■ **Prompt 1**: Count how many lines of the records contain the string "legend", and reply with that number only.

--- start of Page ---

From 432b3f876d7c4a8bbbbf952f83110ec2ca041522 Mon Sep 17 00:00:00 2001
From: Juan Rocamonde <juancarlosrocamonde@gmail.com>
Date: Mon, 26 Sep 2022 12:13:56 +0200
Subject: [PATCH] Fix return type for load, learn in BaseAlgorithm (#1043)
MIME-Version: 1.0
Content-Type: text/plain; charset=UTF-8
Content-Transfer-Encoding: 8bit

* Fix return type for load, learn in BaseAlgorithm

* Update changelog

* Add typing extensions to dependencies

* Import directly from typing for python >3.11

* Reorder changelog to reflect merge order

* Roll back to typevar solution

* Updated changelog

* Remove typing extensions requirement

* Update base_class.py

* Remove final point in changelog

* Additional type fixes across project

Co-authored-by: Quentin Gallouédec <45557362+qgallouedec@users.noreply.github.com>
Co-authored-by: Antonin RAFFIN <antonin.raffin@ensta.org>
---
 docs/misc/changelog.rst                        |  2 ++
 stable_baselines3/a2c/a2c.py                   |  8 +++++---
 stable_baselines3/common/base_class.py         | 18 ++++++++++++------
 .../common/off_policy_algorithm.py             |  8 +++++---
 .../common/on_policy_algorithm.py              |  8 +++++---
 stable_baselines3/common/policies.py           |  6 ++++--
 stable_baselines3/ddpg/ddpg.py                 |  9 +++++----
 stable_baselines3/dqn/dqn.py                   |  8 +++++---
 stable_baselines3/ppo/ppo.py                   |  8 +++++---
 stable_baselines3/sac/sac.py                   |  8 +++++---
 stable_baselines3/td3/td3.py                   |  8 +++++---
 11 files changed, 58 insertions(+), 33 deletions(-)

diff --git a/docs/misc/changelog.rst b/docs/misc/changelog.rst
index 2c2e5ff..8fd853b 100644
--- a/docs/misc/changelog.rst
+++ b/docs/misc/changelog.rst
@@ -31,6 +31,8 @@ Bug Fixes:
 - Fixed incorrect type annotation of the replay_buffer_class argument in ``common.OffPolicyAlgorithm`` initializer, where an instance instead of a class was required (@Rocamonde)
 - Fixed loading saved model with different number of envrionments
 - Removed ``forward()`` abstract method declaration from ``common.policies.BaseModel`` (already defined in ``torch.nn.Module``) to fix type errors in subclasses (@Rocamonde)
+- Fixed the return type of ``.load()`` and ``.learn()`` methods in ``BaseAlgorithm`` so that they now use ``TypeVar`` (@Rocamonde)
+
 
 Deprecations:
 ^^^^^^^^^^^^^
diff --git a/stable_baselines3/a2c/a2c.py b/stable_baselines3/a2c/a2c.py
index 8058f52..8b8cecb 100644
--- a/stable_baselines3/a2c/a2c.py
+++ b/stable_baselines3/a2c/a2c.py
@@ -1,4 +1,4 @@
-from typing import Any, Dict, Optional, Type, Union
+from typing import Any, Dict, Optional, Type, TypeVar, Union
 
 import torch as th
 from gym import spaces
@@ -9,6 +9,8 @@ from stable_baselines3.common.policies import ActorCriticCnnPolicy, ActorCriticP
 from stable_baselines3.common.type_aliases import GymEnv, MaybeCallback, Schedule
 from stable_baselines3.common.utils import explained_variance
 
+A2CSelf = TypeVar("A2CSelf", bound="A2C")

--- end of Page ---
--- start of Task material ---

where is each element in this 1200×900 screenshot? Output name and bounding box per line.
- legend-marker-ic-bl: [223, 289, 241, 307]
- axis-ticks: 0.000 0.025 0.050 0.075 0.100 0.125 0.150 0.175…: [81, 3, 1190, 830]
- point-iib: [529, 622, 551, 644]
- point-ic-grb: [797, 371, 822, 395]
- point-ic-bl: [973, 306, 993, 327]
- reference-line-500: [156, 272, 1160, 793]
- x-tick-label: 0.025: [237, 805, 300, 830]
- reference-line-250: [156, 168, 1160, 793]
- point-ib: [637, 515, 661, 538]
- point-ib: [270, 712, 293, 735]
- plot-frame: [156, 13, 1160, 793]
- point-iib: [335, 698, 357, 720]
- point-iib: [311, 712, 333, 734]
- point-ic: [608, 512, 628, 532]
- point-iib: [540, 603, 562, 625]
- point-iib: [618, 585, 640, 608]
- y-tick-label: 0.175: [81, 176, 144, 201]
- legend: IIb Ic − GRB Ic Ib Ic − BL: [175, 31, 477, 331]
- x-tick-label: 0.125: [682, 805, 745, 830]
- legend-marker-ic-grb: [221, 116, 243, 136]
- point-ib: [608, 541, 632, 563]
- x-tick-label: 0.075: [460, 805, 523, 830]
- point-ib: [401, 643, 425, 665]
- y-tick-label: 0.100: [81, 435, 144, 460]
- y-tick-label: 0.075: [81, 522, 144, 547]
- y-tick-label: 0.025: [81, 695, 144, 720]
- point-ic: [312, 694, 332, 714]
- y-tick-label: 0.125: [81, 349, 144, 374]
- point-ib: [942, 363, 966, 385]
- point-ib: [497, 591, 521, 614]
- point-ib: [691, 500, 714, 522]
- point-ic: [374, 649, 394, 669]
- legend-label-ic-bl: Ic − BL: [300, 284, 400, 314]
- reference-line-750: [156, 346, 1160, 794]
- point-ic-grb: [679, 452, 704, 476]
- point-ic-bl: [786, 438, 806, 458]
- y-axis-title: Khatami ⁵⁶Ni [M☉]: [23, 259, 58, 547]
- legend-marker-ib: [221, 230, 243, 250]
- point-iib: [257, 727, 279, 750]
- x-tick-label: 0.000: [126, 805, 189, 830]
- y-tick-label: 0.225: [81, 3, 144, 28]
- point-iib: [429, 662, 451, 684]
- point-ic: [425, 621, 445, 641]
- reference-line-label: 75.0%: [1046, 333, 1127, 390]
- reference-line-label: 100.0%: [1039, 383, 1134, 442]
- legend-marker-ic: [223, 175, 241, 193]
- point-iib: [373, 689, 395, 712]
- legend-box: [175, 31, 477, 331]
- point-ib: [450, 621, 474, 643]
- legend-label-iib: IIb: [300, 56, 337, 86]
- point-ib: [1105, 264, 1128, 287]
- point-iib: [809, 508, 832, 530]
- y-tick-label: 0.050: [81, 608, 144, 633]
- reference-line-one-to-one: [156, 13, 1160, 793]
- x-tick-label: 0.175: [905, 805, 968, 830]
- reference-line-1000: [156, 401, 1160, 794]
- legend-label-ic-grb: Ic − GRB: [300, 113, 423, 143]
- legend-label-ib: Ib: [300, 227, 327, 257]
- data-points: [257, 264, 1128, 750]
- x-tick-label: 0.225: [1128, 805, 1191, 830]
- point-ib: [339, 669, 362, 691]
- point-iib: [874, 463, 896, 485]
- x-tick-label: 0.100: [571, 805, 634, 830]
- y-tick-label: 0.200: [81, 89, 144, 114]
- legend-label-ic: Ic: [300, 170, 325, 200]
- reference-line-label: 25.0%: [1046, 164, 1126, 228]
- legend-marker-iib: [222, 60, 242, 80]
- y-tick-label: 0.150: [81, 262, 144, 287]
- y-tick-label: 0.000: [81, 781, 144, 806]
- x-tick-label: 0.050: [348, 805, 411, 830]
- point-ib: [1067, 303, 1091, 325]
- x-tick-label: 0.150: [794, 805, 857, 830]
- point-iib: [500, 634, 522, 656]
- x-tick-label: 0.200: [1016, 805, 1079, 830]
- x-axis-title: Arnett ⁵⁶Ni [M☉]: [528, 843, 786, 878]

--- end of Task material ---

■ **Prompt 2**:
Answer these questions about the patch:
(a) How many files does the patch change?
(b) What is the full date given in the Date line of its header?
(c) What name does the patch give to the new TypeVar it adds in a2c.py?

■ **Worked solution 1**: 12

■ **Worked solution 2**:
(a) 11
(b) Mon, 26 Sep 2022 12:13:56 +0200
(c) A2CSelf